> _Data shown_:

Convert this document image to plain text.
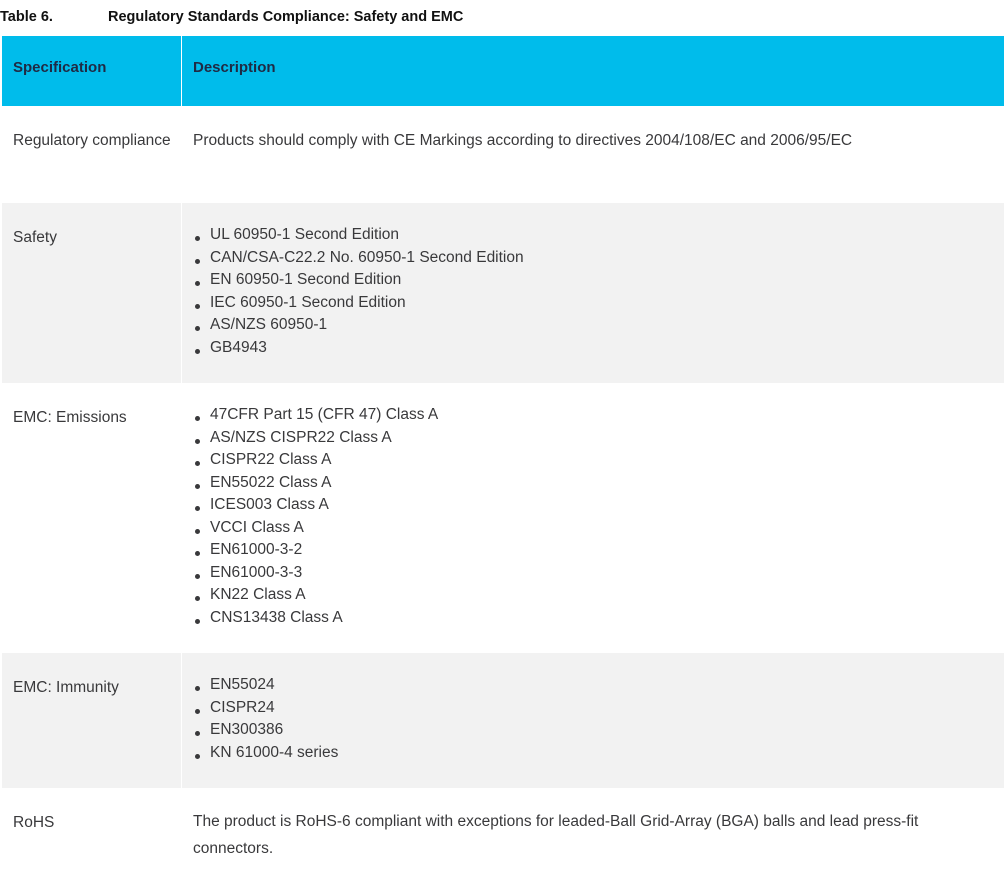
Table 6.	Regulatory Standards Compliance: Safety and EMC
Specification	Description
Regulatory compliance	Products should comply with CE Markings according to directives 2004/108/EC and 2006/95/EC
Safety	UL 60950-1 Second Edition
CAN/CSA-C22.2 No. 60950-1 Second Edition
EN 60950-1 Second Edition
IEC 60950-1 Second Edition
AS/NZS 60950-1
GB4943
EMC: Emissions	47CFR Part 15 (CFR 47) Class A
AS/NZS CISPR22 Class A
CISPR22 Class A
EN55022 Class A
ICES003 Class A
VCCI Class A
EN61000-3-2
EN61000-3-3
KN22 Class A
CNS13438 Class A
EMC: Immunity	EN55024
CISPR24
EN300386
KN 61000-4 series
RoHS	The product is RoHS-6 compliant with exceptions for leaded-Ball Grid-Array (BGA) balls and lead press-fit connectors.
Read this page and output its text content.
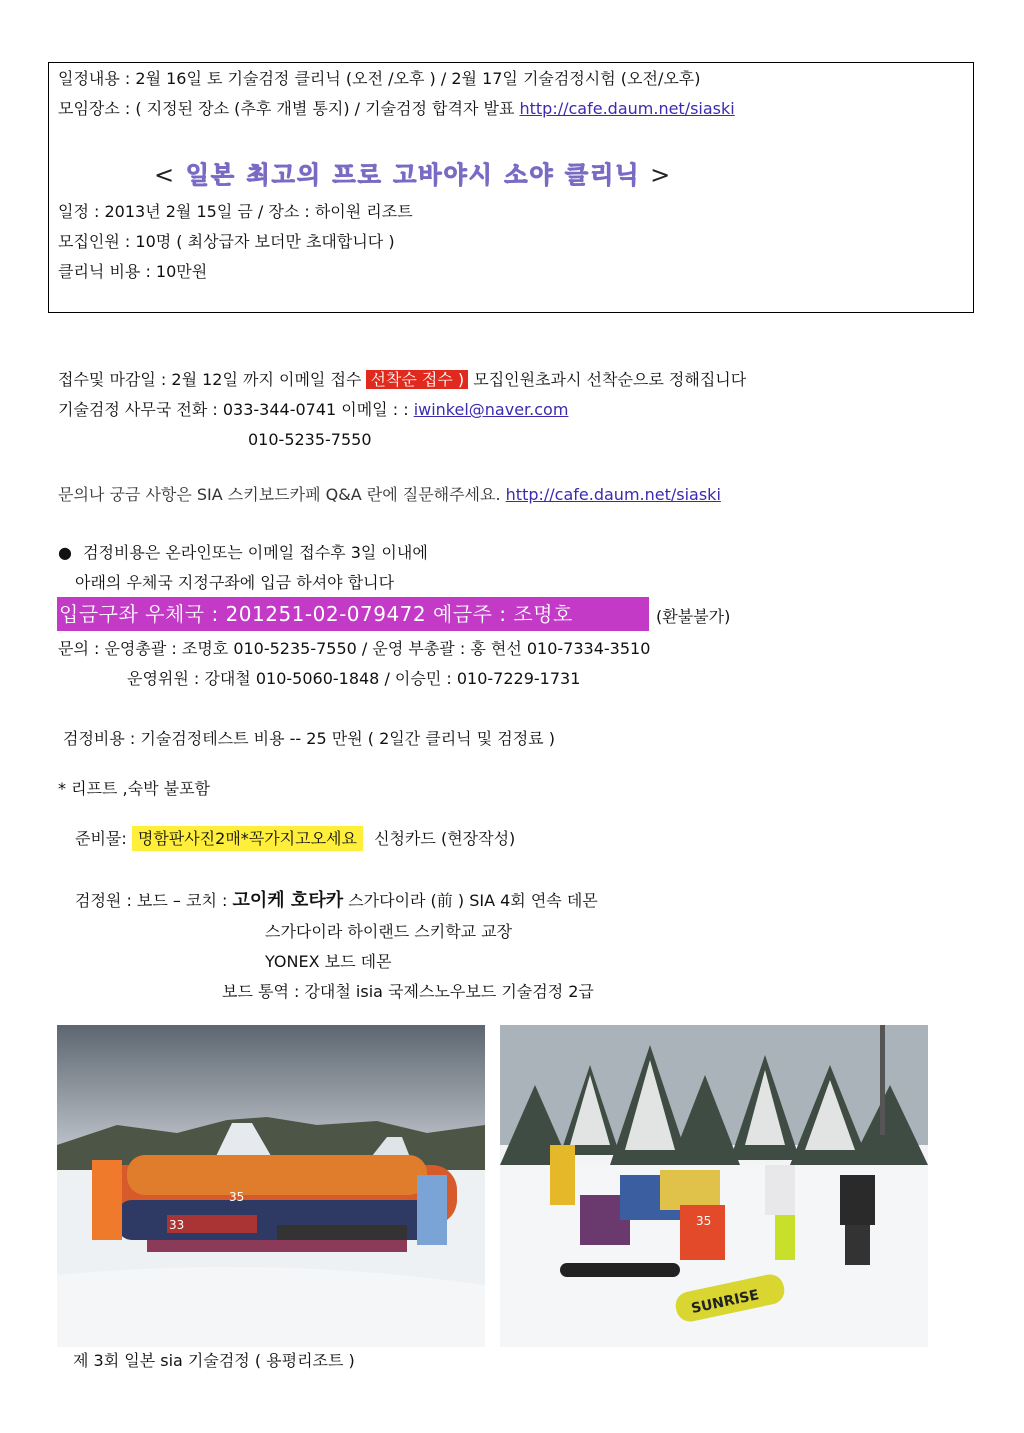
일정내용 : 2월 16일 토 기술검정 클리닉 (오전 /오후 ) / 2월 17일 기술검정시험 (오전/오후)
모임장소 : ( 지정된 장소 (추후 개별 통지) / 기술검정 합격자 발표 http://cafe.daum.net/siaski
< 일본 최고의 프로 고바야시 소야 클리닉 >
일정 : 2013년 2월 15일 금 / 장소 : 하이원 리조트
모집인원 : 10명 ( 최상급자 보더만 초대합니다 )
클리닉 비용 : 10만원
접수및 마감일 : 2월 12일 까지 이메일 접수 선착순 접수 ) 모집인원초과시 선착순으로 정해집니다
기술검정 사무국 전화 : 033-344-0741 이메일 : : iwinkel@naver.com
010-5235-7550
문의나 궁금 사항은 SIA 스키보드카페 Q&A 란에 질문해주세요. http://cafe.daum.net/siaski
● 검정비용은 온라인또는 이메일 접수후 3일 이내에
아래의 우체국 지정구좌에 입금 하셔야 합니다
입금구좌 우체국 : 201251-02-079472 예금주 : 조명호	(환불불가)
문의 : 운영총괄 : 조명호 010-5235-7550 / 운영 부총괄 : 홍 현선 010-7334-3510
운영위원 : 강대철 010-5060-1848 / 이승민 : 010-7229-1731
검정비용 : 기술검정테스트 비용 -- 25 만원 ( 2일간 클리닉 및 검정료 )
* 리프트 ,숙박 불포함
준비물: 명함판사진2매*꼭가지고오세요 신청카드 (현장작성)
검정원 : 보드 – 코치 : 고이케 호타카 스가다이라 (前 ) SIA 4회 연속 데몬
스가다이라 하이랜드 스키학교 교장
YONEX 보드 데몬
보드 통역 : 강대철 isia 국제스노우보드 기술검정 2급
33
35
SUNRISE
35
제 3회 일본 sia 기술검정 ( 용평리조트 )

> _Problem_: Copy every record above exactly, leaving out the pictures.

> _Exercise response_:
Convert this document image to plain text.
Table 6.	Regulatory Standards Compliance: Safety and EMC
Specification	Description
Regulatory compliance	Products should comply with CE Markings according to directives 2004/108/EC and 2006/95/EC
Safety	UL 60950-1 Second Edition
CAN/CSA-C22.2 No. 60950-1 Second Edition
EN 60950-1 Second Edition
IEC 60950-1 Second Edition
AS/NZS 60950-1
GB4943
EMC: Emissions	47CFR Part 15 (CFR 47) Class A
AS/NZS CISPR22 Class A
CISPR22 Class A
EN55022 Class A
ICES003 Class A
VCCI Class A
EN61000-3-2
EN61000-3-3
KN22 Class A
CNS13438 Class A
EMC: Immunity	EN55024
CISPR24
EN300386
KN 61000-4 series
RoHS	The product is RoHS-6 compliant with exceptions for leaded-Ball Grid-Array (BGA) balls and lead press-fit connectors.
Read this page and output its text content.
일정내용 : 2월 16일 토 기술검정 클리닉 (오전 /오후 ) / 2월 17일 기술검정시험 (오전/오후)
모임장소 : ( 지정된 장소 (추후 개별 통지) / 기술검정 합격자 발표 http://cafe.daum.net/siaski
< 일본 최고의 프로 고바야시 소야 클리닉 >
일정 : 2013년 2월 15일 금 / 장소 : 하이원 리조트
모집인원 : 10명 ( 최상급자 보더만 초대합니다 )
클리닉 비용 : 10만원
접수및 마감일 : 2월 12일 까지 이메일 접수 선착순 접수 ) 모집인원초과시 선착순으로 정해집니다
기술검정 사무국 전화 : 033-344-0741 이메일 : : iwinkel@naver.com
010-5235-7550
문의나 궁금 사항은 SIA 스키보드카페 Q&A 란에 질문해주세요. http://cafe.daum.net/siaski
● 검정비용은 온라인또는 이메일 접수후 3일 이내에
아래의 우체국 지정구좌에 입금 하셔야 합니다
입금구좌 우체국 : 201251-02-079472 예금주 : 조명호	(환불불가)
문의 : 운영총괄 : 조명호 010-5235-7550 / 운영 부총괄 : 홍 현선 010-7334-3510
운영위원 : 강대철 010-5060-1848 / 이승민 : 010-7229-1731
검정비용 : 기술검정테스트 비용 -- 25 만원 ( 2일간 클리닉 및 검정료 )
* 리프트 ,숙박 불포함
준비물: 명함판사진2매*꼭가지고오세요 신청카드 (현장작성)
검정원 : 보드 – 코치 : 고이케 호타카 스가다이라 (前 ) SIA 4회 연속 데몬
스가다이라 하이랜드 스키학교 교장
YONEX 보드 데몬
보드 통역 : 강대철 isia 국제스노우보드 기술검정 2급
33
35
SUNRISE
35
제 3회 일본 sia 기술검정 ( 용평리조트 )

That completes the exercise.